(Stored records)
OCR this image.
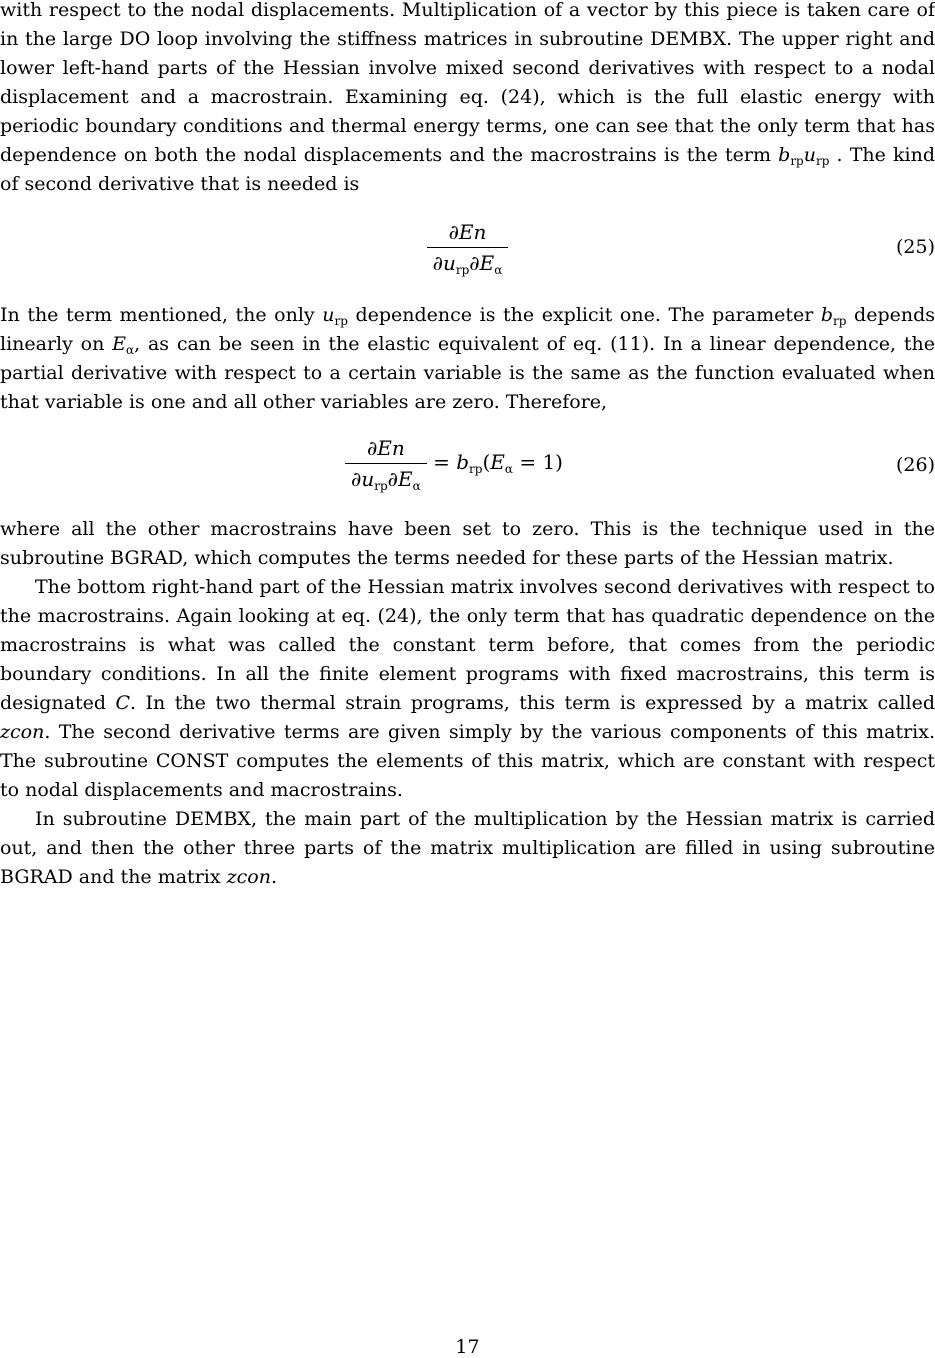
with respect to the nodal displacements. Multiplication of a vector by this piece is taken care of in the large DO loop involving the stiffness matrices in subroutine DEMBX. The upper right and lower left-hand parts of the Hessian involve mixed second derivatives with respect to a nodal displacement and a macrostrain. Examining eq. (24), which is the full elastic energy with periodic boundary conditions and thermal energy terms, one can see that the only term that has dependence on both the nodal displacements and the macrostrains is the term $b_{rp}u_{rp}$ . The kind of second derivative that is needed is

$\frac{\partial En}{\partial u_{rp}\partial E_\alpha}$	(25)

In the term mentioned, the only $u_{rp}$ dependence is the explicit one. The parameter $b_{rp}$ depends linearly on $E_\alpha$, as can be seen in the elastic equivalent of eq. (11). In a linear dependence, the partial derivative with respect to a certain variable is the same as the function evaluated when that variable is one and all other variables are zero. Therefore,

$\frac{\partial En}{\partial u_{rp}\partial E_\alpha} = b_{rp}(E_\alpha = 1)$	(26)

where all the other macrostrains have been set to zero. This is the technique used in the subroutine BGRAD, which computes the terms needed for these parts of the Hessian matrix.

The bottom right-hand part of the Hessian matrix involves second derivatives with respect to the macrostrains. Again looking at eq. (24), the only term that has quadratic dependence on the macrostrains is what was called the constant term before, that comes from the periodic boundary conditions. In all the finite element programs with fixed macrostrains, this term is designated C. In the two thermal strain programs, this term is expressed by a matrix called zcon. The second derivative terms are given simply by the various components of this matrix. The subroutine CONST computes the elements of this matrix, which are constant with respect to nodal displacements and macrostrains.

In subroutine DEMBX, the main part of the multiplication by the Hessian matrix is carried out, and then the other three parts of the matrix multiplication are filled in using subroutine BGRAD and the matrix zcon.

17
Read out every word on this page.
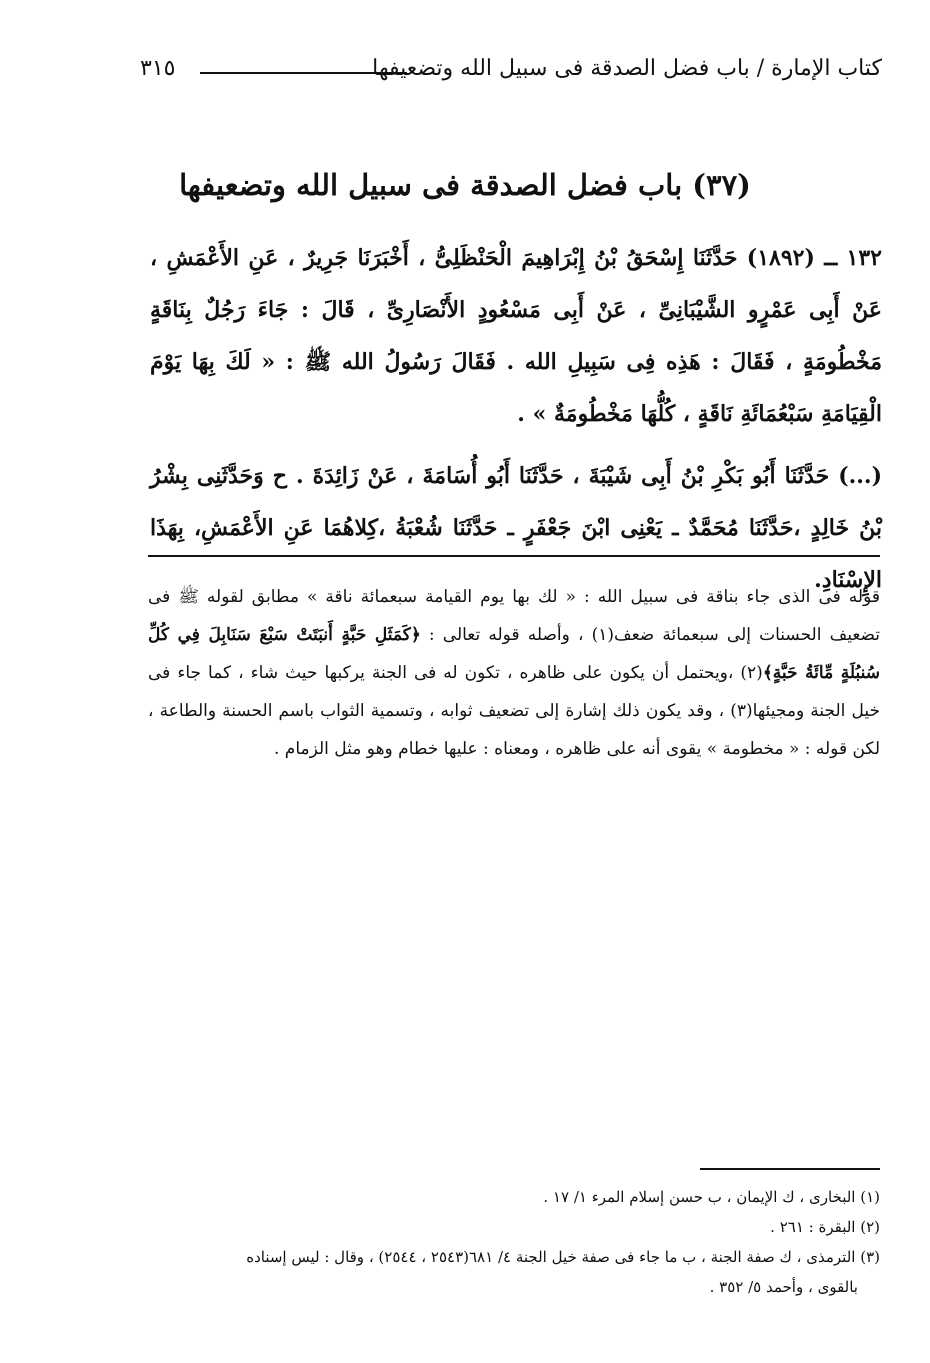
كتاب الإمارة / باب فضل الصدقة فى سبيل الله وتضعيفها
٣١٥
(٣٧) باب فضل الصدقة فى سبيل الله وتضعيفها

١٣٢ ــ (١٨٩٢) حَدَّثَنَا إِسْحَقُ بْنُ إِبْرَاهِيمَ الْحَنْظَلِىُّ ، أَخْبَرَنَا جَرِيرٌ ، عَنِ الأَعْمَشِ ، عَنْ أَبِى عَمْرٍو الشَّيْبَانِىِّ ، عَنْ أَبِى مَسْعُودٍ الأَنْصَارِىِّ ، قَالَ : جَاءَ رَجُلٌ بِنَاقَةٍ مَخْطُومَةٍ ، فَقَالَ : هَذِه فِى سَبِيلِ الله . فَقَالَ رَسُولُ الله ﷺ : « لَكَ بِهَا يَوْمَ الْقِيَامَةِ سَبْعُمَائَةِ نَاقَةٍ ، كُلُّهَا مَخْطُومَةٌ » .

(...) حَدَّثَنَا أَبُو بَكْرِ بْنُ أَبِى شَيْبَةَ ، حَدَّثَنَا أَبُو أُسَامَةَ ، عَنْ زَائِدَةَ . ح وَحَدَّثَنِى بِشْرُ بْنُ خَالِدٍ ،حَدَّثَنَا مُحَمَّدٌ ـ يَعْنِى ابْنَ جَعْفَرٍ ـ حَدَّثَنَا شُعْبَةُ ،كِلاهُمَا عَنِ الأَعْمَشِ، بِهَذَا الإِسْنَادِ.

قوله فى الذى جاء بناقة فى سبيل الله : « لك بها يوم القيامة سبعمائة ناقة » مطابق لقوله ﷺ فى تضعيف الحسنات إلى سبعمائة ضعف(١) ، وأصله قوله تعالى : ﴿كَمَثَلِ حَبَّةٍ أَنبَتَتْ سَبْعَ سَنَابِلَ فِي كُلِّ سُنبُلَةٍ مِّائَةُ حَبَّةٍ﴾(٢) ،ويحتمل أن يكون على ظاهره ، تكون له فى الجنة يركبها حيث شاء ، كما جاء فى خيل الجنة ومجيئها(٣) ، وقد يكون ذلك إشارة إلى تضعيف ثوابه ، وتسمية الثواب باسم الحسنة والطاعة ، لكن قوله : « مخطومة » يقوى أنه على ظاهره ، ومعناه : عليها خطام وهو مثل الزمام .

(١) البخارى ، ك الإيمان ، ب حسن إسلام المرء ١/ ١٧ .

(٢) البقرة : ٢٦١ .

(٣) الترمذى ، ك صفة الجنة ، ب ما جاء فى صفة خيل الجنة ٤/ ٦٨١(٢٥٤٣ ، ٢٥٤٤) ، وقال : ليس إسناده

بالقوى ، وأحمد ٥/ ٣٥٢ .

Given task »
All records above are to be printed exactly, minus the pictures they contain.

Full output »
OCR this image.
with respect to the nodal displacements. Multiplication of a vector by this piece is taken care of in the large DO loop involving the stiffness matrices in subroutine DEMBX. The upper right and lower left-hand parts of the Hessian involve mixed second derivatives with respect to a nodal displacement and a macrostrain. Examining eq. (24), which is the full elastic energy with periodic boundary conditions and thermal energy terms, one can see that the only term that has dependence on both the nodal displacements and the macrostrains is the term $b_{rp}u_{rp}$ . The kind of second derivative that is needed is

$\frac{\partial En}{\partial u_{rp}\partial E_\alpha}$	(25)

In the term mentioned, the only $u_{rp}$ dependence is the explicit one. The parameter $b_{rp}$ depends linearly on $E_\alpha$, as can be seen in the elastic equivalent of eq. (11). In a linear dependence, the partial derivative with respect to a certain variable is the same as the function evaluated when that variable is one and all other variables are zero. Therefore,

$\frac{\partial En}{\partial u_{rp}\partial E_\alpha} = b_{rp}(E_\alpha = 1)$	(26)

where all the other macrostrains have been set to zero. This is the technique used in the subroutine BGRAD, which computes the terms needed for these parts of the Hessian matrix.

The bottom right-hand part of the Hessian matrix involves second derivatives with respect to the macrostrains. Again looking at eq. (24), the only term that has quadratic dependence on the macrostrains is what was called the constant term before, that comes from the periodic boundary conditions. In all the finite element programs with fixed macrostrains, this term is designated C. In the two thermal strain programs, this term is expressed by a matrix called zcon. The second derivative terms are given simply by the various components of this matrix. The subroutine CONST computes the elements of this matrix, which are constant with respect to nodal displacements and macrostrains.

In subroutine DEMBX, the main part of the multiplication by the Hessian matrix is carried out, and then the other three parts of the matrix multiplication are filled in using subroutine BGRAD and the matrix zcon.

17
Read out every word on this page.
كتاب الإمارة / باب فضل الصدقة فى سبيل الله وتضعيفها
٣١٥
(٣٧) باب فضل الصدقة فى سبيل الله وتضعيفها

١٣٢ ــ (١٨٩٢) حَدَّثَنَا إِسْحَقُ بْنُ إِبْرَاهِيمَ الْحَنْظَلِىُّ ، أَخْبَرَنَا جَرِيرٌ ، عَنِ الأَعْمَشِ ، عَنْ أَبِى عَمْرٍو الشَّيْبَانِىِّ ، عَنْ أَبِى مَسْعُودٍ الأَنْصَارِىِّ ، قَالَ : جَاءَ رَجُلٌ بِنَاقَةٍ مَخْطُومَةٍ ، فَقَالَ : هَذِه فِى سَبِيلِ الله . فَقَالَ رَسُولُ الله ﷺ : « لَكَ بِهَا يَوْمَ الْقِيَامَةِ سَبْعُمَائَةِ نَاقَةٍ ، كُلُّهَا مَخْطُومَةٌ » .

(...) حَدَّثَنَا أَبُو بَكْرِ بْنُ أَبِى شَيْبَةَ ، حَدَّثَنَا أَبُو أُسَامَةَ ، عَنْ زَائِدَةَ . ح وَحَدَّثَنِى بِشْرُ بْنُ خَالِدٍ ،حَدَّثَنَا مُحَمَّدٌ ـ يَعْنِى ابْنَ جَعْفَرٍ ـ حَدَّثَنَا شُعْبَةُ ،كِلاهُمَا عَنِ الأَعْمَشِ، بِهَذَا الإِسْنَادِ.

قوله فى الذى جاء بناقة فى سبيل الله : « لك بها يوم القيامة سبعمائة ناقة » مطابق لقوله ﷺ فى تضعيف الحسنات إلى سبعمائة ضعف(١) ، وأصله قوله تعالى : ﴿كَمَثَلِ حَبَّةٍ أَنبَتَتْ سَبْعَ سَنَابِلَ فِي كُلِّ سُنبُلَةٍ مِّائَةُ حَبَّةٍ﴾(٢) ،ويحتمل أن يكون على ظاهره ، تكون له فى الجنة يركبها حيث شاء ، كما جاء فى خيل الجنة ومجيئها(٣) ، وقد يكون ذلك إشارة إلى تضعيف ثوابه ، وتسمية الثواب باسم الحسنة والطاعة ، لكن قوله : « مخطومة » يقوى أنه على ظاهره ، ومعناه : عليها خطام وهو مثل الزمام .

(١) البخارى ، ك الإيمان ، ب حسن إسلام المرء ١/ ١٧ .

(٢) البقرة : ٢٦١ .

(٣) الترمذى ، ك صفة الجنة ، ب ما جاء فى صفة خيل الجنة ٤/ ٦٨١(٢٥٤٣ ، ٢٥٤٤) ، وقال : ليس إسناده

بالقوى ، وأحمد ٥/ ٣٥٢ .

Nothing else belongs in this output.